■ What the exercise asks:
How many lines in this material include the string "sinensis"? Answer with the number and nothing further.

Dataset records
>>

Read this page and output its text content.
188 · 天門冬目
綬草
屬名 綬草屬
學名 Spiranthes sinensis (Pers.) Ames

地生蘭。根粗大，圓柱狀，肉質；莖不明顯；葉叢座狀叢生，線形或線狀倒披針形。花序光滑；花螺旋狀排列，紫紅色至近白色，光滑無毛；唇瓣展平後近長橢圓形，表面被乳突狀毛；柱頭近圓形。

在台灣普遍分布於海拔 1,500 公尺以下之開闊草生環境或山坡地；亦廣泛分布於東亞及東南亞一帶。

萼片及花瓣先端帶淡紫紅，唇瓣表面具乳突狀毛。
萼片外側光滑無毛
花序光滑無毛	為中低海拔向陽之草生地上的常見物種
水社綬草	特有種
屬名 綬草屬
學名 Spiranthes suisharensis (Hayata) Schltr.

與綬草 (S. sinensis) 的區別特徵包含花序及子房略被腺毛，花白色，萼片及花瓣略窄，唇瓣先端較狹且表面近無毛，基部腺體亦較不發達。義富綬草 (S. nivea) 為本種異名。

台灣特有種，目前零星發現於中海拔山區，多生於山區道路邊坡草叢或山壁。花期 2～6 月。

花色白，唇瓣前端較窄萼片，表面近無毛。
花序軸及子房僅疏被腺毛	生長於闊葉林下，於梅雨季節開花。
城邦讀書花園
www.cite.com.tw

<<

■ Result of this exercise:
2